▶ [TASK PROMPT]: Show each line from the listing that includes the word "assured".

▶ [RECORDS FOR THE TASK]:

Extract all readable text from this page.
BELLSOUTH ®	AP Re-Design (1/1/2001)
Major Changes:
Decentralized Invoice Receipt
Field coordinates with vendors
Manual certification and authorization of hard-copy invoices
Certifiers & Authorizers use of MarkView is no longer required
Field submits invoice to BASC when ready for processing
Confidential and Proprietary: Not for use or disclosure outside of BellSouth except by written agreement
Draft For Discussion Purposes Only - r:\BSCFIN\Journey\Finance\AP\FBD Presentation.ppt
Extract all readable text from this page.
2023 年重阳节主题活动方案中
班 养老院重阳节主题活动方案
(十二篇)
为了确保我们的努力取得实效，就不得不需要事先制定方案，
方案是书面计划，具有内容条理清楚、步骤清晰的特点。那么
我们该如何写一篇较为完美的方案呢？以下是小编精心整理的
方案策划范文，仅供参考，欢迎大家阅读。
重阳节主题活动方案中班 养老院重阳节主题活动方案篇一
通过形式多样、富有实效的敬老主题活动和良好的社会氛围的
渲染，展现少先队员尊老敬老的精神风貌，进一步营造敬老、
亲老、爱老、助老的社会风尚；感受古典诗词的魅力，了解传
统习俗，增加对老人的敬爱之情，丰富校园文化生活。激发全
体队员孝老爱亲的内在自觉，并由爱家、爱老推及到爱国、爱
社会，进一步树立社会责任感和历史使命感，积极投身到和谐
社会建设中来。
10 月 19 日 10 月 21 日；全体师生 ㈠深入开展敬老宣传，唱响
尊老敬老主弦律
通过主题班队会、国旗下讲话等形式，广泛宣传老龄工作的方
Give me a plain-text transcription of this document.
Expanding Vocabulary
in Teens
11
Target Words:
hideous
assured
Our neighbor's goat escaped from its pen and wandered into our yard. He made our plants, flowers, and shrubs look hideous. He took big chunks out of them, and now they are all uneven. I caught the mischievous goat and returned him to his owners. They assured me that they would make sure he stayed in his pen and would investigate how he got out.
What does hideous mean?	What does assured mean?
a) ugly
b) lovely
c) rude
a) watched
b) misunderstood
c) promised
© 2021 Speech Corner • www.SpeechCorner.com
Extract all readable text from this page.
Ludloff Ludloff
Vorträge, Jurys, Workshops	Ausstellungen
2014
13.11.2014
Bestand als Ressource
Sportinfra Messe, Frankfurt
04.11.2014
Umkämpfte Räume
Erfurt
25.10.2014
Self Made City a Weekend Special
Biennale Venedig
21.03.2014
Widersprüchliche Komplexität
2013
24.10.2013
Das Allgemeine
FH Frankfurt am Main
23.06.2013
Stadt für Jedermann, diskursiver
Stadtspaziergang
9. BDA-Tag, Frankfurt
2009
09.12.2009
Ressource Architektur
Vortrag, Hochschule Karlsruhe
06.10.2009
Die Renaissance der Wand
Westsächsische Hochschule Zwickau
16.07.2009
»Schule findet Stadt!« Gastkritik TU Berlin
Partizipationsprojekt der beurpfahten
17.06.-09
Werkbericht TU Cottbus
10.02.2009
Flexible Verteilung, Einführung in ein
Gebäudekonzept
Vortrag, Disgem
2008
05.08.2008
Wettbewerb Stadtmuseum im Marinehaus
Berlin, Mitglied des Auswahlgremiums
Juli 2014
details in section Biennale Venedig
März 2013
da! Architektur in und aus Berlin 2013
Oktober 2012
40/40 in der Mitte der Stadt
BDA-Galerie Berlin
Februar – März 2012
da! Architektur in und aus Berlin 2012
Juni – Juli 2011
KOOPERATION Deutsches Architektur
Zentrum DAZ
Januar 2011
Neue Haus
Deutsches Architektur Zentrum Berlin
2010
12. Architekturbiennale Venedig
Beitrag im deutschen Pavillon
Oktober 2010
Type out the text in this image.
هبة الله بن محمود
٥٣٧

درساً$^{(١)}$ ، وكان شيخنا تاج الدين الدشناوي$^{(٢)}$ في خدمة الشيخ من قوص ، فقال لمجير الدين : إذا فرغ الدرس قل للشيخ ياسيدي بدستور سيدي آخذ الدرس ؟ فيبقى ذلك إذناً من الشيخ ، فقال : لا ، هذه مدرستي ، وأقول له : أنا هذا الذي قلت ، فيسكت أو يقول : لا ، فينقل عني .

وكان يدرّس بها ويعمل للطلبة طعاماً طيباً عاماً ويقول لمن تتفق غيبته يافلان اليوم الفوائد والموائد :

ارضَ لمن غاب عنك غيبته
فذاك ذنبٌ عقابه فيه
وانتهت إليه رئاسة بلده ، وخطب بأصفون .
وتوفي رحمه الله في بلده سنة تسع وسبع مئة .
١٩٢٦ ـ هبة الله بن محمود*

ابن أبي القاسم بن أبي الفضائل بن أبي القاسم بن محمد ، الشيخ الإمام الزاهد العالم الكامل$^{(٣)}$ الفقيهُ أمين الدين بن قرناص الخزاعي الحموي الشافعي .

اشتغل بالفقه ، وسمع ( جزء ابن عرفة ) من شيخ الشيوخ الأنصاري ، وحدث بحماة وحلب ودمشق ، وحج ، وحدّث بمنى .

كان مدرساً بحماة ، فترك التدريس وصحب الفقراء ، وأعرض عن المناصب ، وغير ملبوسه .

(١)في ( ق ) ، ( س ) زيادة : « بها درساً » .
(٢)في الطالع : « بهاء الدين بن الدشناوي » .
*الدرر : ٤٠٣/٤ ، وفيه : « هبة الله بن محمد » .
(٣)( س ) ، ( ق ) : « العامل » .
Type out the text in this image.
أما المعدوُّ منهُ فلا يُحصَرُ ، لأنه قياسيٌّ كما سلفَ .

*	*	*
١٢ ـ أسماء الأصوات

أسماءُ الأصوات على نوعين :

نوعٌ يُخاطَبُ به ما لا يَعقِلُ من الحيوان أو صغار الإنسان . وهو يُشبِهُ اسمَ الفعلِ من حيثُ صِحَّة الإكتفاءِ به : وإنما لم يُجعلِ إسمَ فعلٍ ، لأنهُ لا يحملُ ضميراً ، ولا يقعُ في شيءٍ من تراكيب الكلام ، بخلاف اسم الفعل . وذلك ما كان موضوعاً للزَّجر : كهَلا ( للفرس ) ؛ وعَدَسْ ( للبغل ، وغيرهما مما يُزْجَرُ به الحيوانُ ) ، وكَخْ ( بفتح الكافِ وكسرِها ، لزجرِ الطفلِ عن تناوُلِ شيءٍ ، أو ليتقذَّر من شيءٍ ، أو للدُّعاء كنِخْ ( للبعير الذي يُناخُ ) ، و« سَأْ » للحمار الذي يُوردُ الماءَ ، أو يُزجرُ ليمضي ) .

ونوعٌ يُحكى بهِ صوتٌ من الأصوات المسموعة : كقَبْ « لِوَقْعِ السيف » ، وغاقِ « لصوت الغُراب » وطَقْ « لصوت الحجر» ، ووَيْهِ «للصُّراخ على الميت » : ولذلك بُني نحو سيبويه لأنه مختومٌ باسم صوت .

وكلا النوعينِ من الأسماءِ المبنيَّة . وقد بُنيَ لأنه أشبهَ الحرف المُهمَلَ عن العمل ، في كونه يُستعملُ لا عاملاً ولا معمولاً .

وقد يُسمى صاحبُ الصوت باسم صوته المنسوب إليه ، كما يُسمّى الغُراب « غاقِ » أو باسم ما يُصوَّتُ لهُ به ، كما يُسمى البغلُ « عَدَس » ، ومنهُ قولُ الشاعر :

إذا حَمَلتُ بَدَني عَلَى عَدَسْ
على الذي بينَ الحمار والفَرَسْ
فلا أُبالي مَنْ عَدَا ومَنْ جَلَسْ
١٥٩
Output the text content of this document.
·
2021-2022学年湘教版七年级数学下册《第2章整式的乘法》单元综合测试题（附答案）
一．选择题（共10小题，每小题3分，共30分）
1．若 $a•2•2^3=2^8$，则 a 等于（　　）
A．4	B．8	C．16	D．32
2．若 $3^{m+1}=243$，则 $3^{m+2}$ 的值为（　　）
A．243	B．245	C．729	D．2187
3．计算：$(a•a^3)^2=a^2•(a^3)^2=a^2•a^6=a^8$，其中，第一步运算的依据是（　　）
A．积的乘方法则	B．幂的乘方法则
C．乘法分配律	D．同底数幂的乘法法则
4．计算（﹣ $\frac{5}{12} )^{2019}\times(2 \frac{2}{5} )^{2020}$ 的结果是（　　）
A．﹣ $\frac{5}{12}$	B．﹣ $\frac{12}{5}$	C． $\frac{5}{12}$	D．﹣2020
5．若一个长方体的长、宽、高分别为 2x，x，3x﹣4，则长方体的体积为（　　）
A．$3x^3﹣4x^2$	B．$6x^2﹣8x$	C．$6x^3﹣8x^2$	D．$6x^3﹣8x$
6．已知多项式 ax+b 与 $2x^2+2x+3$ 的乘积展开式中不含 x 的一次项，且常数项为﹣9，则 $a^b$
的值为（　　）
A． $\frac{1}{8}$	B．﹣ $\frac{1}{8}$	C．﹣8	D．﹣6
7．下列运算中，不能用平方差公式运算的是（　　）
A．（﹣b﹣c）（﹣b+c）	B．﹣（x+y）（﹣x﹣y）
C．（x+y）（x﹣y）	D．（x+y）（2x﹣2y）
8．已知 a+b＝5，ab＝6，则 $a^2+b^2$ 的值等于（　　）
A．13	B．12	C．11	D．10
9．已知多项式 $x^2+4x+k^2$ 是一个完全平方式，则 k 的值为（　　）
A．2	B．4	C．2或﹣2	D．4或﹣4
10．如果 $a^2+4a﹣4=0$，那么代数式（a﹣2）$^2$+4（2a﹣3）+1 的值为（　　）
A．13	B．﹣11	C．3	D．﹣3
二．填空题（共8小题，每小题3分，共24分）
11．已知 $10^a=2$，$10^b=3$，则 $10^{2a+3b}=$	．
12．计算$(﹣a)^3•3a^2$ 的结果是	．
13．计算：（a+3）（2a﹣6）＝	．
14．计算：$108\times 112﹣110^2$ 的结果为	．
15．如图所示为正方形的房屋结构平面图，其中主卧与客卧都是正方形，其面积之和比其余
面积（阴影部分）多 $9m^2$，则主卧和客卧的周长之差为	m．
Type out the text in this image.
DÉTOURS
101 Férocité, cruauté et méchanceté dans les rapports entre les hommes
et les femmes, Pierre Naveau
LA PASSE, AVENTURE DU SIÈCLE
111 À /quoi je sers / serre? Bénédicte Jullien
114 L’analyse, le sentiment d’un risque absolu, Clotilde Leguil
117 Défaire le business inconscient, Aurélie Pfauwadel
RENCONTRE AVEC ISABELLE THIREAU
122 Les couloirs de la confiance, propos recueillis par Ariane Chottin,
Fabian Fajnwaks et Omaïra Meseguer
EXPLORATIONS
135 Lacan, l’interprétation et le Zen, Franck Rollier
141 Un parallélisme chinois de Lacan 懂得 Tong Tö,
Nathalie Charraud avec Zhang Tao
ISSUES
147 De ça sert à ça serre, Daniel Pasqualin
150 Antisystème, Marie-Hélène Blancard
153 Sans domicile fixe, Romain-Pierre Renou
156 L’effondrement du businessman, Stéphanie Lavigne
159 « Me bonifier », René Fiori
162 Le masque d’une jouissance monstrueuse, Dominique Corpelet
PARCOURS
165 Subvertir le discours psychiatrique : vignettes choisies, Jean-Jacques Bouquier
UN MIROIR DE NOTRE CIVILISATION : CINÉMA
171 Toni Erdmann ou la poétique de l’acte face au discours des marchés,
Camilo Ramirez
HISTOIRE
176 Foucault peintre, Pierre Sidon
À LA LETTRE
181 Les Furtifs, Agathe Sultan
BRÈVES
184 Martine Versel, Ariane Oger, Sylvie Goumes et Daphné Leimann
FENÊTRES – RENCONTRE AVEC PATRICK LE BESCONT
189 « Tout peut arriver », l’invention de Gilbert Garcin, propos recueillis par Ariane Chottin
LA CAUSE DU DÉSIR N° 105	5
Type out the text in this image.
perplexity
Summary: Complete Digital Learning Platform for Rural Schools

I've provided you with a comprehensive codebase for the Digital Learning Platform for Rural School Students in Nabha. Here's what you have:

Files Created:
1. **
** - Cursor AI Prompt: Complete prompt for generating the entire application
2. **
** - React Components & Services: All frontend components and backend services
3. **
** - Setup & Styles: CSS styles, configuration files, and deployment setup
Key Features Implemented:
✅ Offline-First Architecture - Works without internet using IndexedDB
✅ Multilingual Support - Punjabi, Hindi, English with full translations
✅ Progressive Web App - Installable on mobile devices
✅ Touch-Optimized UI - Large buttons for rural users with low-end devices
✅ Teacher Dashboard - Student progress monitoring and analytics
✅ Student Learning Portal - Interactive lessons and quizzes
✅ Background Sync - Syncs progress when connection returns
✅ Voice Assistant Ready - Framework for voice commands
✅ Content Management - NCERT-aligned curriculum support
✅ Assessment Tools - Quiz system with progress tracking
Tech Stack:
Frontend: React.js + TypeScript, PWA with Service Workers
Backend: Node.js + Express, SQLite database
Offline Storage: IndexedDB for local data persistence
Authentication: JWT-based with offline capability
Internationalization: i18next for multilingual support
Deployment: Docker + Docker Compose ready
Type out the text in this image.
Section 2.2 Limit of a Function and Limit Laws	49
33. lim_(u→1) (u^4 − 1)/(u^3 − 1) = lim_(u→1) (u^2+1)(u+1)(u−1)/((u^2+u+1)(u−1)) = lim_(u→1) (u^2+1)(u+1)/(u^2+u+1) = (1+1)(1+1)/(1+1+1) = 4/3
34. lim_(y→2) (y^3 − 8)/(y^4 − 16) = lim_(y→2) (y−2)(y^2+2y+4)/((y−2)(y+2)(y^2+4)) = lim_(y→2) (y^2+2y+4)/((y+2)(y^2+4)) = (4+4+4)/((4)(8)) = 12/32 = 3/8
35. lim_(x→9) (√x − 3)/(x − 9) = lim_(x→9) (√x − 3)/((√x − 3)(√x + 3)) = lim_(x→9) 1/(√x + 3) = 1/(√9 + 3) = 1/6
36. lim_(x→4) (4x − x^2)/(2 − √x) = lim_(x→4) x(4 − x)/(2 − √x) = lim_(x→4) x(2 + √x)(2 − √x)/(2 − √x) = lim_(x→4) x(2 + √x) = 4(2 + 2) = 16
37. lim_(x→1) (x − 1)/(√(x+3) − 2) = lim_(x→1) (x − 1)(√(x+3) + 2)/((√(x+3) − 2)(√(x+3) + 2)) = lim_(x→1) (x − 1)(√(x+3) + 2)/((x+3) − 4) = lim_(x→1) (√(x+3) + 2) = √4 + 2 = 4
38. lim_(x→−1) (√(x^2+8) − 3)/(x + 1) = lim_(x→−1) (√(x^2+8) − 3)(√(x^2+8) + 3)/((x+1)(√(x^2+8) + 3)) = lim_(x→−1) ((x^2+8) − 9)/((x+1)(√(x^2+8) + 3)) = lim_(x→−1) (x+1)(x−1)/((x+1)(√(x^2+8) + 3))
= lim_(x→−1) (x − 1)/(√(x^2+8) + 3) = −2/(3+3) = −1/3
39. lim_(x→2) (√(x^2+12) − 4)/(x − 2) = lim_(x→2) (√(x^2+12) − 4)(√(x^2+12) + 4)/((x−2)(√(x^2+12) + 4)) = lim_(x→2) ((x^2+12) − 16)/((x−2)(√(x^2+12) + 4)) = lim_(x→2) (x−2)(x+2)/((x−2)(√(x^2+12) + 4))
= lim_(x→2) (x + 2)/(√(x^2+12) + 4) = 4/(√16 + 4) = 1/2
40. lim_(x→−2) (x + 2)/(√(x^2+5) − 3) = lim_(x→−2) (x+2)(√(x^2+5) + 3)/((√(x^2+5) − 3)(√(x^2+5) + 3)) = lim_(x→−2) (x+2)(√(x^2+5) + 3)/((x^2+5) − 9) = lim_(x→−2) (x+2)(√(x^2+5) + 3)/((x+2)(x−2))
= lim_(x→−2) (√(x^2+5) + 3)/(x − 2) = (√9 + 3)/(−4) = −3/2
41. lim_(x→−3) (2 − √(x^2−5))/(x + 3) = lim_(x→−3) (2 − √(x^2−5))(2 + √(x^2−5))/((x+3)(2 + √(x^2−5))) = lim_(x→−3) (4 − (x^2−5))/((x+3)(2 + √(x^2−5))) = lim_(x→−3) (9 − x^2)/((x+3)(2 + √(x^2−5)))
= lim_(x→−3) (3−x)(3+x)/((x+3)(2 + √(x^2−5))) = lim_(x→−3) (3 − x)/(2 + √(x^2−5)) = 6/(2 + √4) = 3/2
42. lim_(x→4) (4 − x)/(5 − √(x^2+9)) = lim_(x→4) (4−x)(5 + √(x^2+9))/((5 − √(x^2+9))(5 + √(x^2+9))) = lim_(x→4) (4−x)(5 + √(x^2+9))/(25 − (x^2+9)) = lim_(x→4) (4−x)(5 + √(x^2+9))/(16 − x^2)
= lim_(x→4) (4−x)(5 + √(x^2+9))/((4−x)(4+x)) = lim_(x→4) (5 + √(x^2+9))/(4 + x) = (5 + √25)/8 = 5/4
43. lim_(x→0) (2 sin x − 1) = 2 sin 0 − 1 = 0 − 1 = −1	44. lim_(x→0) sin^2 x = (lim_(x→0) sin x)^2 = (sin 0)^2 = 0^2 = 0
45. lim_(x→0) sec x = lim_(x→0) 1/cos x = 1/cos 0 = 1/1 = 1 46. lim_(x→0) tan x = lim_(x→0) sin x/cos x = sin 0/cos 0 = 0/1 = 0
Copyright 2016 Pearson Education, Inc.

▶ [REPLY]:
assured
Our neighbor's goat escaped from its pen and wandered into our yard. He made our plants, flowers, and shrubs look hideous. He took big chunks out of them, and now they are all uneven. I caught the mischievous goat and returned him to his owners. They assured me that they would make sure he stayed in his pen and would investigate how he got out.
What does hideous mean?	What does assured mean?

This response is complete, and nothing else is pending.